* Stated problem *
Wherever a line in the data below holds "tracks", copy that line.

Records excerpted from a collection:

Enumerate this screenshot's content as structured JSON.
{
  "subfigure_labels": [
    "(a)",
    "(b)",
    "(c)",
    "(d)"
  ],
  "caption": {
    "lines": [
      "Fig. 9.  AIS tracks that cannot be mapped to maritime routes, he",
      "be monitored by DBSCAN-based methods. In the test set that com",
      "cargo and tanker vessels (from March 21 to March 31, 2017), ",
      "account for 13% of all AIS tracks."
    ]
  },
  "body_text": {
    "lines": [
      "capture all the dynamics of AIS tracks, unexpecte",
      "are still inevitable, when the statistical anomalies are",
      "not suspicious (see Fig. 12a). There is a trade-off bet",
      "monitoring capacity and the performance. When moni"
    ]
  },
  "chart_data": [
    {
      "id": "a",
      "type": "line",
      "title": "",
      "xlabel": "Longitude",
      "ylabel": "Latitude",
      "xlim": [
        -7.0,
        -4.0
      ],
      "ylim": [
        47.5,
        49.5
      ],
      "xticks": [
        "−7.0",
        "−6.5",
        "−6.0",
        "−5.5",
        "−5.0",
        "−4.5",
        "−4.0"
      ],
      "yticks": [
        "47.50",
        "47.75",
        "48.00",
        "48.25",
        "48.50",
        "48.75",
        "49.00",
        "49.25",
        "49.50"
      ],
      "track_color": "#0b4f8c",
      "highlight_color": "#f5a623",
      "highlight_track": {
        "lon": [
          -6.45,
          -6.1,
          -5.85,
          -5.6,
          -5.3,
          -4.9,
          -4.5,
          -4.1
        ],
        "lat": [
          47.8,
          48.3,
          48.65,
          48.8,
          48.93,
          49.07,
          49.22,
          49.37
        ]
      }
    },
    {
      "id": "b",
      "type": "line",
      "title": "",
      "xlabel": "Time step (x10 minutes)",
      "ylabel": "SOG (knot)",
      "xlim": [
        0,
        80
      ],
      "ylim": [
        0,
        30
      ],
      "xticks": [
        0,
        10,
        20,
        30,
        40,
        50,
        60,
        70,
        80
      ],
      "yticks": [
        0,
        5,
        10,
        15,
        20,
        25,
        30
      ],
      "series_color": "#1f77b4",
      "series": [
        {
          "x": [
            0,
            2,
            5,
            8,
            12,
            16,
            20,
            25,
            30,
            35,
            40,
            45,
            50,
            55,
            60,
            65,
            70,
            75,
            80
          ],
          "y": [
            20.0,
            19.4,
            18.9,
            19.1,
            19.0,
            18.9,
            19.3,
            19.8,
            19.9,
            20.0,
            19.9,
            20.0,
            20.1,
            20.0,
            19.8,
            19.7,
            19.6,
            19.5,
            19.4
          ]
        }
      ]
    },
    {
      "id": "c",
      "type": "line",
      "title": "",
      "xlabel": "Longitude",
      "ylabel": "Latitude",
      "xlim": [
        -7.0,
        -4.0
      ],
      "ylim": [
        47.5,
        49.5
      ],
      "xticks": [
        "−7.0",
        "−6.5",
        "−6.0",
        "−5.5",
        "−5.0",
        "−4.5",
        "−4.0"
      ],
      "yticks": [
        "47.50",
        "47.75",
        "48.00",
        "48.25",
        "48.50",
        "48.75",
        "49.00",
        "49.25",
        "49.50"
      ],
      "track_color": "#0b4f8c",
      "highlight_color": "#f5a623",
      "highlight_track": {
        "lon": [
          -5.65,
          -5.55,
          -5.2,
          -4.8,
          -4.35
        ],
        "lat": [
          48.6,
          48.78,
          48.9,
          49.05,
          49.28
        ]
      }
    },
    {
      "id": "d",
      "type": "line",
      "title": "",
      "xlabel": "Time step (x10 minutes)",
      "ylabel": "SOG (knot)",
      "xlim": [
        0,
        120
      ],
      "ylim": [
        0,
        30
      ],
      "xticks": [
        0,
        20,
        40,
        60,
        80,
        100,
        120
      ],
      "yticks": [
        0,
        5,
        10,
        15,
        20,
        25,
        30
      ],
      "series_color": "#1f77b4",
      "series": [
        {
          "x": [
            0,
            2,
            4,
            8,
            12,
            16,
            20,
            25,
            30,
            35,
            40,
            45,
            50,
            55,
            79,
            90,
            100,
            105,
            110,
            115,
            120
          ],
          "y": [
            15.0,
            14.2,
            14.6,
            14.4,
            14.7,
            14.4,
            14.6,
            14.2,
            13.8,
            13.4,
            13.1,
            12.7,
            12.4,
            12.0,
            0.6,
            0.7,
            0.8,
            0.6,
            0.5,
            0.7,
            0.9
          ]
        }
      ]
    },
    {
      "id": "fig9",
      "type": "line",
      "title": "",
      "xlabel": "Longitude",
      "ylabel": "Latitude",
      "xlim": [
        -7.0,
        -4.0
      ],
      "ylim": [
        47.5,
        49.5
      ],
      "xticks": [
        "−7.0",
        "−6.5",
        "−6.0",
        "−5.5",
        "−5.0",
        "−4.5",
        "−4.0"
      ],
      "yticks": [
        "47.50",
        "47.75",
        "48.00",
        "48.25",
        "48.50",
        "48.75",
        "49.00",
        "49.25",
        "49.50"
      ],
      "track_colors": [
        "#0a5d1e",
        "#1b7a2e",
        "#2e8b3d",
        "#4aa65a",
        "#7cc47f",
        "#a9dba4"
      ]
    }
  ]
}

* Written solution *
      "Fig. 9.  AIS tracks that cannot be mapped to maritime routes, he",
      "account for 13% of all AIS tracks."
      "capture all the dynamics of AIS tracks, unexpecte",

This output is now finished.